Locate all lines with the word "color". Copy them.

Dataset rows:

** START **

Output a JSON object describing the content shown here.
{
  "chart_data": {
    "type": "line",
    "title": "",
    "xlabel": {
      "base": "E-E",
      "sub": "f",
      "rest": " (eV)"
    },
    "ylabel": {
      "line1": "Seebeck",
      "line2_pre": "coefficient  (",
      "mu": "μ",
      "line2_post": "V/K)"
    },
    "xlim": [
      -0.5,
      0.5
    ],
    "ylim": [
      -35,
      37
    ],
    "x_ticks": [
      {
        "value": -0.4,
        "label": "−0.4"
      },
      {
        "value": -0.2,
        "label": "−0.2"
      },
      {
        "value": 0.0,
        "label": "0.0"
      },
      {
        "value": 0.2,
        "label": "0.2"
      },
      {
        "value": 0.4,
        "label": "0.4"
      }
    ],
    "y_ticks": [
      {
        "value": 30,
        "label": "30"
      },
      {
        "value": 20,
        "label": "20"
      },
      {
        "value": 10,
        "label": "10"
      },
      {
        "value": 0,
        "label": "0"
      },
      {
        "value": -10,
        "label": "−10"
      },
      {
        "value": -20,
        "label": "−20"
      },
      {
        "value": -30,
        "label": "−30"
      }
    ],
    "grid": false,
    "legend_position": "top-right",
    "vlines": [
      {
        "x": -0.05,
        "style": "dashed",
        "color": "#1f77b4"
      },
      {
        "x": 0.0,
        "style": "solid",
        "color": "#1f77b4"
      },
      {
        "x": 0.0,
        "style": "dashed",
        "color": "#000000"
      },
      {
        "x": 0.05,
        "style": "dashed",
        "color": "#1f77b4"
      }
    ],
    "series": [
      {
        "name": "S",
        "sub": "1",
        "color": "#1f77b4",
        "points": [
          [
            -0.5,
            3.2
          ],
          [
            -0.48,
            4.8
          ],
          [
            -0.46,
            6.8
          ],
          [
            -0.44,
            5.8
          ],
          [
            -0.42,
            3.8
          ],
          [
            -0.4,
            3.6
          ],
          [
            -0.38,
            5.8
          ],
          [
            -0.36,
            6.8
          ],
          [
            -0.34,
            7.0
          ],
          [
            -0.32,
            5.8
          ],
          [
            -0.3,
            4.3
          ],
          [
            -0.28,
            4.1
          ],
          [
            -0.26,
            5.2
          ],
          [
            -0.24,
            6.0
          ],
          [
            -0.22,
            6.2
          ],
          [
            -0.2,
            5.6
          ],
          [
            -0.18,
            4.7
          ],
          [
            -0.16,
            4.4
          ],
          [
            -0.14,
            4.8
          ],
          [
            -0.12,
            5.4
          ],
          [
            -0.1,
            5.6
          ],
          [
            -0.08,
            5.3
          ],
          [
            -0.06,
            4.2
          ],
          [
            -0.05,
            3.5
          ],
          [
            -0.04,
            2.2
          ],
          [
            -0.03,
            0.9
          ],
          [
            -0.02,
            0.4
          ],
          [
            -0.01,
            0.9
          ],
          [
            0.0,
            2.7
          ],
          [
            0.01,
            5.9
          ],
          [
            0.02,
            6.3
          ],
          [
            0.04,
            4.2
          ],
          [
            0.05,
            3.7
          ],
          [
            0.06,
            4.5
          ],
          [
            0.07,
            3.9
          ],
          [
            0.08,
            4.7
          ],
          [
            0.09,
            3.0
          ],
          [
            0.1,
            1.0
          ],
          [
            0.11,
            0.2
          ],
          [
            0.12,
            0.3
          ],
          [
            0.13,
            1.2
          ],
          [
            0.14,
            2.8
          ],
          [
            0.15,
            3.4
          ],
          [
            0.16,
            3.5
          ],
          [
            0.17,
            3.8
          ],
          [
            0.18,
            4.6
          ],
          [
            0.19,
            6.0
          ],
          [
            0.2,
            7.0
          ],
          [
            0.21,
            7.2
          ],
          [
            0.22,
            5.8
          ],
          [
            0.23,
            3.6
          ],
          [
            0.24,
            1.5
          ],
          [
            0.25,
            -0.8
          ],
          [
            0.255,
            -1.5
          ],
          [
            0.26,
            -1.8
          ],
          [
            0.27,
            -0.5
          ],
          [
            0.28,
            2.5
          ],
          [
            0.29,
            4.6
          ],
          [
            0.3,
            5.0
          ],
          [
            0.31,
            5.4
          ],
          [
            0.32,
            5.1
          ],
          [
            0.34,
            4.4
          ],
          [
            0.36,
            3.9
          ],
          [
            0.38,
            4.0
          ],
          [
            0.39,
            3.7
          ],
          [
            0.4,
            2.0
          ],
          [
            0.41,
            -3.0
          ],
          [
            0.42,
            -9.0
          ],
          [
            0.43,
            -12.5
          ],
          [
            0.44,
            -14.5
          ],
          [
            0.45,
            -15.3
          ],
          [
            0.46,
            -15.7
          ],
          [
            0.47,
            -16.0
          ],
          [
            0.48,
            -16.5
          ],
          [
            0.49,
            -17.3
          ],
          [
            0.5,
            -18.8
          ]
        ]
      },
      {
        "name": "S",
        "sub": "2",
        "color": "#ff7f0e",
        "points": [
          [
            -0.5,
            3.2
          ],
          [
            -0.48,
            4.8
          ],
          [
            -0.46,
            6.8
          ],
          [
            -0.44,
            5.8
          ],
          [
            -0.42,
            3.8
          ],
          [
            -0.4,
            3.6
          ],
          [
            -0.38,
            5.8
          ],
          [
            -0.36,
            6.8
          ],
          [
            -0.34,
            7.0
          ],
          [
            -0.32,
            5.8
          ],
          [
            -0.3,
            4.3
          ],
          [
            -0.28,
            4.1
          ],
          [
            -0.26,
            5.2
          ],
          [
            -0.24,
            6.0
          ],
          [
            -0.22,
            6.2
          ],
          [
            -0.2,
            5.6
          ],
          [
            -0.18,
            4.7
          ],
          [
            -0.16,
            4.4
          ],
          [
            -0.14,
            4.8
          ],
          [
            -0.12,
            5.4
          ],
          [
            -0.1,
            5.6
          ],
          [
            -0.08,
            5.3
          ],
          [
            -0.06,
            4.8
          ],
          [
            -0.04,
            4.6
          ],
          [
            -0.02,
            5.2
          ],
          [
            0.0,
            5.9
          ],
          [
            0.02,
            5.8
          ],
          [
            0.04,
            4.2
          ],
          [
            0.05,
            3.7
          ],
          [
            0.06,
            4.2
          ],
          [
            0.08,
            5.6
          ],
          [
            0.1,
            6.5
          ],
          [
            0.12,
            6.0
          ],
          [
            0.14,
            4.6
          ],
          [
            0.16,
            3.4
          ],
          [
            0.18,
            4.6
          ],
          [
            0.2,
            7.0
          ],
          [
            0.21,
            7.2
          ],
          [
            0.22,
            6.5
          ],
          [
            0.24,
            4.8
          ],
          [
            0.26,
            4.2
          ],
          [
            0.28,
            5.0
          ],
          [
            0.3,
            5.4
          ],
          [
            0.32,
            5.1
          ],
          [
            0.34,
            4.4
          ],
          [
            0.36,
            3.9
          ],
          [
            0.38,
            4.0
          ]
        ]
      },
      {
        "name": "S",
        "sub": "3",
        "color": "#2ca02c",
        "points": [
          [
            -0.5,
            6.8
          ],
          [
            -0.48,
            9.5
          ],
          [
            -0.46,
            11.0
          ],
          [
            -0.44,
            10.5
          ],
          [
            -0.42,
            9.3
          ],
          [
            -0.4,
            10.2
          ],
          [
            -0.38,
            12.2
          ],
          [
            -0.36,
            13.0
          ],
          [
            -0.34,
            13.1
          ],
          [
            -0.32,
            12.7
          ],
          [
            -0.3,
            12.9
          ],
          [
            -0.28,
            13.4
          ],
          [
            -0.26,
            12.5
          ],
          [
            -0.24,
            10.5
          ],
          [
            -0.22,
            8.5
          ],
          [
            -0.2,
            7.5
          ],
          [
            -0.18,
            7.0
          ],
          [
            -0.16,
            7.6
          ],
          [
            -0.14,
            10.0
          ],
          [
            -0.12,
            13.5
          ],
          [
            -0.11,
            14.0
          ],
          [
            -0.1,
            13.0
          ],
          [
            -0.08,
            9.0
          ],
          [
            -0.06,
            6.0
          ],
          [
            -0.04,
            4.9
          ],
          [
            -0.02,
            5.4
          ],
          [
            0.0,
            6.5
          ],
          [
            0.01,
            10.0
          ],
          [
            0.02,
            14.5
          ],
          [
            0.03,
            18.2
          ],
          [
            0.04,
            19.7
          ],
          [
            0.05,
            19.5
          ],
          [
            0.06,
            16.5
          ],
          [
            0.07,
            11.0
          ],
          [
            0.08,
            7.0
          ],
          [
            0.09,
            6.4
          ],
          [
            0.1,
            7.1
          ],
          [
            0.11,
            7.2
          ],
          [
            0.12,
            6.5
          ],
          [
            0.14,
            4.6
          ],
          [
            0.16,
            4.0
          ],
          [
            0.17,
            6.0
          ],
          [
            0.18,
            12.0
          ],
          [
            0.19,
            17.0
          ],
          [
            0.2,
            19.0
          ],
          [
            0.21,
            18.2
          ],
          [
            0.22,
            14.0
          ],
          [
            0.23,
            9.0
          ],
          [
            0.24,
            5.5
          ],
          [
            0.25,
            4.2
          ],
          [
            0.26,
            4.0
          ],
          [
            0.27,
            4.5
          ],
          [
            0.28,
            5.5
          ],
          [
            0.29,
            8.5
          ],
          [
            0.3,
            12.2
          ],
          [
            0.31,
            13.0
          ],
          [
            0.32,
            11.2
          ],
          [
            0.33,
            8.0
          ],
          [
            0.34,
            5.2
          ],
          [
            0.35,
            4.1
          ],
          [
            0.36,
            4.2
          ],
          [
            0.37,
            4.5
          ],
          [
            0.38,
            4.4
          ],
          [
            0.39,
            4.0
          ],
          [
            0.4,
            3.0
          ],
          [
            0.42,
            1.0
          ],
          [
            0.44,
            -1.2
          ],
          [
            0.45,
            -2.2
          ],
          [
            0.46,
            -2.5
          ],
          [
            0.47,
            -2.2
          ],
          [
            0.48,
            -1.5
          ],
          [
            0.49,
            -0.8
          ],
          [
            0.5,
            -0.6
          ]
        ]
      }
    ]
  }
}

** END **

SOLUTION TO THE EXERCISE.
        "color": "#1f77b4"
        "color": "#1f77b4"
        "color": "#000000"
        "color": "#1f77b4"
        "color": "#1f77b4",
        "color": "#ff7f0e",
        "color": "#2ca02c",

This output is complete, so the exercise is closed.